→ Provided text
City Commissioner Rene Gonzalez announced last week that Portland Street Response, the mental health crisis team under his watch as fire commissioner, would no longer hand out tents and tarps to homeless Portlanders.
He says the policy, which he crafted, received full-throated support from Fire Chief Sara Boone and the city’s fire marshal. He says Portland Street Response didn’t push back, at least “not to us.”
“Hypothermia is a risk, as is frostbite. But when talking about frostbite, you’re losing fingers,” Gonzalez tells WW, in an interview first published in Wednesday’s edition. “But these burns, they’re life changing even if they don’t kill you.”
Gonzalez says data from the Legacy Oregon Burn Center drove the policy: It showed that stays of homeless patients in beds at the burn ward went from a total of 294 days in 2017 to 1,803 in 2021.
Advocates have pushed back against Gonzalez’s policy, calling it cruel and inhumane during the coldest and rainiest months of the year. That criticism intensified after a hypothermia death during a record-setting snowstorm on Feb. 22.
“This weather event comes just days after Commissioner Gonzalez ordered the Portland Street Response to stop handing out tents or tarps to people,” wrote Justice Alexander Hager, communications director for the nonprofit Sisters of the Road, in a Feb. 24 fundraising email. “It also comes in the middle of a violent agenda of nonstop sweeps, traumatizing and destabilizing people who are struggling to simply survive.”

Records from a data source
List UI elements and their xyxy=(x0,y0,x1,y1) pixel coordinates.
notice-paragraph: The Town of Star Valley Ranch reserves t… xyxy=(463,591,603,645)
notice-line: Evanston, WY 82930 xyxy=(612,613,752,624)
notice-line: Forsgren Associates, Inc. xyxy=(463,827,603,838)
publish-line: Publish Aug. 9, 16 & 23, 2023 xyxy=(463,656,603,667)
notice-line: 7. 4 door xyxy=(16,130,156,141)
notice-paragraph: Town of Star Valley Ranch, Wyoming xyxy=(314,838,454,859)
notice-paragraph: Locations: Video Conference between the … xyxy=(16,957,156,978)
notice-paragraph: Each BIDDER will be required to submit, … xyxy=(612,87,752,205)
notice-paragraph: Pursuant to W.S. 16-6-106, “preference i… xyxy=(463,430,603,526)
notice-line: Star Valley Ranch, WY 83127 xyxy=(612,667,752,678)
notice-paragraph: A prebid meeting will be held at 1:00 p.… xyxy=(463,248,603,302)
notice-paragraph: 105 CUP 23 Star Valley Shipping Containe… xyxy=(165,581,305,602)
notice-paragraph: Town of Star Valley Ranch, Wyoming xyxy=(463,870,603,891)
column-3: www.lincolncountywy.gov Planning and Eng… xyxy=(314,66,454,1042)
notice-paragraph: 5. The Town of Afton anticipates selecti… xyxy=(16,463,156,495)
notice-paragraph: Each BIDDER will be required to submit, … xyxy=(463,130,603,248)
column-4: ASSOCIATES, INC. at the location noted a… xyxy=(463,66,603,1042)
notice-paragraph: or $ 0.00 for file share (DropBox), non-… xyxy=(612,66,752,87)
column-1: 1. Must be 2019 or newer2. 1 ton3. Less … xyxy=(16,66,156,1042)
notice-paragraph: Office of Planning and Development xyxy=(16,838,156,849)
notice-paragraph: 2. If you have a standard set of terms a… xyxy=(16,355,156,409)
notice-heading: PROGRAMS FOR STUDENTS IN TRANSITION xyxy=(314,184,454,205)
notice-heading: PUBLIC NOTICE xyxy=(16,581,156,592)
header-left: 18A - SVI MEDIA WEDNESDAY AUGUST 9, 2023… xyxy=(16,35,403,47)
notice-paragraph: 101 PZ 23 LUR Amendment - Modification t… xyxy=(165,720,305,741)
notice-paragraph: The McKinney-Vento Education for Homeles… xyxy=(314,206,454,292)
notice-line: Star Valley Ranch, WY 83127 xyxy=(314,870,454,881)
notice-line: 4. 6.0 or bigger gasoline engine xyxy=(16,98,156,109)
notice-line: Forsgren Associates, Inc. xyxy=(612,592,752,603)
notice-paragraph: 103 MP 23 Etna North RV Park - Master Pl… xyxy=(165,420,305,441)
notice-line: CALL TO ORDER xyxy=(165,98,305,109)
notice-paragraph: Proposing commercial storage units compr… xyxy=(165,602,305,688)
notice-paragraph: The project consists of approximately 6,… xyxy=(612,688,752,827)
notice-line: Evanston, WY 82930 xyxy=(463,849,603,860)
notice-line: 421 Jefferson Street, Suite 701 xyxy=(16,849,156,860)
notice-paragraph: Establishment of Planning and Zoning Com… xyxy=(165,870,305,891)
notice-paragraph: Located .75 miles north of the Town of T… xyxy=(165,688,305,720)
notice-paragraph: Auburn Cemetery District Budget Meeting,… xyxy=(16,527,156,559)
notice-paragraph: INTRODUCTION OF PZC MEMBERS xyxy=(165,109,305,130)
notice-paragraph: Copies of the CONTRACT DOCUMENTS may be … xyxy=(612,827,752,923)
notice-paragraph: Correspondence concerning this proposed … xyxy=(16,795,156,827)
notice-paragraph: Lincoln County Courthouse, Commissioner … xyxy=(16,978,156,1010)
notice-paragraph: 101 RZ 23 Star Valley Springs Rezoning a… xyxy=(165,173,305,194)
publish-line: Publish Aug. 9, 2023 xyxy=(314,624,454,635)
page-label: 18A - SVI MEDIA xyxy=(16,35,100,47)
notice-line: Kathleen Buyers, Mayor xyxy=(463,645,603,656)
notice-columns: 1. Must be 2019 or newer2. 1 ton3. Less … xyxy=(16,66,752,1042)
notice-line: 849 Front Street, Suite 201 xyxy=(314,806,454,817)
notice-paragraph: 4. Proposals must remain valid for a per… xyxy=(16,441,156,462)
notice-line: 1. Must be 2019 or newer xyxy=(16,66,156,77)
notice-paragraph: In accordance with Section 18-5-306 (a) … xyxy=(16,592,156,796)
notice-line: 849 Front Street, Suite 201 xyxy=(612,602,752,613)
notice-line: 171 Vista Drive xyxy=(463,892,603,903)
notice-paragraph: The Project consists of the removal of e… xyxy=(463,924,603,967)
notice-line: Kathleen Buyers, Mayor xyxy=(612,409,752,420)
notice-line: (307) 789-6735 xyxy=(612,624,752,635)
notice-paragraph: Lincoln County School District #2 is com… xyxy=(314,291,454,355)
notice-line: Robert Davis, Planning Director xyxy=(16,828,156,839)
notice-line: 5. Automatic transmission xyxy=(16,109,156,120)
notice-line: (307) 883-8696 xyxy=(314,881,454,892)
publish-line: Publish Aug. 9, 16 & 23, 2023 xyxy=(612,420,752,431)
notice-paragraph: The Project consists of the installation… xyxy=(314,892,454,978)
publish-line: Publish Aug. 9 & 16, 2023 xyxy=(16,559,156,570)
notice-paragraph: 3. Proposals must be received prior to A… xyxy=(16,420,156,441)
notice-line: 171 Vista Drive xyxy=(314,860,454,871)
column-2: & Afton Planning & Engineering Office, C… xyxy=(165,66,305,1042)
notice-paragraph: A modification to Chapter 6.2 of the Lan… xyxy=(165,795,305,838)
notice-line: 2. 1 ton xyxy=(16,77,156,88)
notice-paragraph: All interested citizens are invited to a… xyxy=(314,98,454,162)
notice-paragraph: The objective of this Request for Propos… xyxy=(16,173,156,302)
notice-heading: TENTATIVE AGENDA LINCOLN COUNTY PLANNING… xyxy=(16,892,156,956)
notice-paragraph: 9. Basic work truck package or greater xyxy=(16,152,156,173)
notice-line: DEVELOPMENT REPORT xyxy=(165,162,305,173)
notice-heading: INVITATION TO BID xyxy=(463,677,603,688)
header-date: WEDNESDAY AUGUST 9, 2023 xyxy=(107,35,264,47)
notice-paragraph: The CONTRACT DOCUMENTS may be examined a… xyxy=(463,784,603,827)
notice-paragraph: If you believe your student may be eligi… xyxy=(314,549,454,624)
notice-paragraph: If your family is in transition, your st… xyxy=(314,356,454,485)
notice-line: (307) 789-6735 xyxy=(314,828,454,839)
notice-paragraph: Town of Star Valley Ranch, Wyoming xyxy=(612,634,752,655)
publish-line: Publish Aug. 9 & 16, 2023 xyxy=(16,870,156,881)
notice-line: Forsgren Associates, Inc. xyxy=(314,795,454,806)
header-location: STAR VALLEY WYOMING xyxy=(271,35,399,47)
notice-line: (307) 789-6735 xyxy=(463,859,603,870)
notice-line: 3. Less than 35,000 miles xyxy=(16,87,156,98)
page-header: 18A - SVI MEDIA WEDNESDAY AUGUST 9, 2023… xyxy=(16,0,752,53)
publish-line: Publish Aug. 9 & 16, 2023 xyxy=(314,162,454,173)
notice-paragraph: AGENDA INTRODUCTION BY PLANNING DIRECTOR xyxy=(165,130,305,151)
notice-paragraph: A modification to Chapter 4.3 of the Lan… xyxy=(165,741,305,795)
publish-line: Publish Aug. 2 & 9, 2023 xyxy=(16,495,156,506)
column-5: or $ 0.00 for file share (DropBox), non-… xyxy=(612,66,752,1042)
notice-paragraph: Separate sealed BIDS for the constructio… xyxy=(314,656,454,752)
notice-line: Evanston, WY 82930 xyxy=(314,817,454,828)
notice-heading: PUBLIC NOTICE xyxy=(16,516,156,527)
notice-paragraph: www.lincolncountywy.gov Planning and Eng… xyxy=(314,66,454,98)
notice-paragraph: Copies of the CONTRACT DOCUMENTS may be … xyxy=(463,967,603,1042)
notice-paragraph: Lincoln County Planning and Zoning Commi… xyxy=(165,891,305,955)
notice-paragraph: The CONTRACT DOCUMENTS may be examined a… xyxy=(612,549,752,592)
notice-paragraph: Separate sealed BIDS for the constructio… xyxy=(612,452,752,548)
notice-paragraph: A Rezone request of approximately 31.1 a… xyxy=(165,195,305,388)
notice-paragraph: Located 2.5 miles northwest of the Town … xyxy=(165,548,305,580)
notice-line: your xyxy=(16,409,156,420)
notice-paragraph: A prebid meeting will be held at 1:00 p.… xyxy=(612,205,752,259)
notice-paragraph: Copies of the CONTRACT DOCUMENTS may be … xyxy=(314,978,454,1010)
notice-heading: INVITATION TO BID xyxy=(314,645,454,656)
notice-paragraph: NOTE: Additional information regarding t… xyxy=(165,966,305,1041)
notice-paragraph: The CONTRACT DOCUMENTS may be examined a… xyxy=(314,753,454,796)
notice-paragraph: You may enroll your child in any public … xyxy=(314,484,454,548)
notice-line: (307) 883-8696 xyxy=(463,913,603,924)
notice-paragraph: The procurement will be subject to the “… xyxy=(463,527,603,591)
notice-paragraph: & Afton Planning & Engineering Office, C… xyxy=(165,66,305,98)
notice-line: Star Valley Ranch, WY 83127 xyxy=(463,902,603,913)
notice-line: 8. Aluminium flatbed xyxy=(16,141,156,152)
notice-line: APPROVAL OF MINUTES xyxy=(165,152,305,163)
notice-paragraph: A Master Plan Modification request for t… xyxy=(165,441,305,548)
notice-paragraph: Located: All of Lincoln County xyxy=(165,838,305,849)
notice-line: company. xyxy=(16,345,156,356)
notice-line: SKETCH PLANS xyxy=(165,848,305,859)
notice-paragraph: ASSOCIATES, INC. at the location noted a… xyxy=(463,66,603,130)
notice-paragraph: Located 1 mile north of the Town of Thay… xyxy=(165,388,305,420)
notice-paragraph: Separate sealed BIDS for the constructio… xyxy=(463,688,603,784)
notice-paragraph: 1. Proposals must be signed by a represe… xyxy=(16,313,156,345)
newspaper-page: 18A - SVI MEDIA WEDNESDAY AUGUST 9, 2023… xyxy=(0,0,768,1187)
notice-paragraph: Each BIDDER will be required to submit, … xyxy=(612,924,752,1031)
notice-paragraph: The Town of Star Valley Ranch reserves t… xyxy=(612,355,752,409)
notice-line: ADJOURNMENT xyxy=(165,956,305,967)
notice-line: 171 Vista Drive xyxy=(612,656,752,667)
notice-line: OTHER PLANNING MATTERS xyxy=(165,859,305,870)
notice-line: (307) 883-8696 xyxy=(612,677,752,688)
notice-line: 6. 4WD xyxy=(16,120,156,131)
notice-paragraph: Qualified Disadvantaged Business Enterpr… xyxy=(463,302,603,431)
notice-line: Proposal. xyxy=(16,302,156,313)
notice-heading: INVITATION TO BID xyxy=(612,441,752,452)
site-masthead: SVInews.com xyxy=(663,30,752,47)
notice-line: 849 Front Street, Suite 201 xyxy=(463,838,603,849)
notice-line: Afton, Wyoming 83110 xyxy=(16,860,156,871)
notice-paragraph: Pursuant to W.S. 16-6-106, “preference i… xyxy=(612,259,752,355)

→ Task 1
From the article on Portland's tent and tarp policy, extract the part that opens with the words containing "Advocates have pushed" and closes with "on Feb. 22.".
→ Task 2
Answer these questions using the article on Portland's tent and tarp policy:
(a) According to Gonzalez, which two officials gave the policy full-throated support?
(b) What was the total number of days homeless patients stayed in beds at the burn ward in 2021?
(c) On what date did the record-setting snowstorm occur?
→ Task 3
Carry on the article on Portland's tent and tarp policy from its last sentence.

→ Answer space 1
Advocates have pushed back against Gonzalez’s policy, calling it cruel and inhumane during the coldest and rainiest months of the year. That criticism intensified after a hypothermia death during a record-setting snowstorm on Feb. 22.

→ Answer space 2
(a) Fire Chief Sara Boone and the city's fire marshal
(b) 1,803
(c) Feb. 22

→ Answer space 3
Gonzalez offered his explanation before the snowfall. He argued that his approach was the best of several unpleasant options after camp blazes spiked citywide over the past three years.
All outdoor, unconfined fires are illegal. But Gonzalez says he won’t ban cooking and heating fires—not yet, at least. “Every single fire you see in a homeless camp is illegal. The challenge is, what do you do about them? Do you put them all out? The practice has been to not put them out. Because of humanity, and recognizing that people are using this to keep themselves warm.”
The Joint Office of Homeless Services handed out tens of thousands of tarps and tents early on in the pandemic. It regularly hands out other warming supplies to homeless Portlanders. That would mean Gonzalez’s policy to ban PSR’s distribution of tents and tarps—which adds up to fewer than one thousand last year—might make a meaningless dent in fires at homeless camps.
“It may be marginal, honestly,” Gonzalez said. He says he may reconsider the policy—but not just yet. “It’s not off the table that we would allow that again in the future.”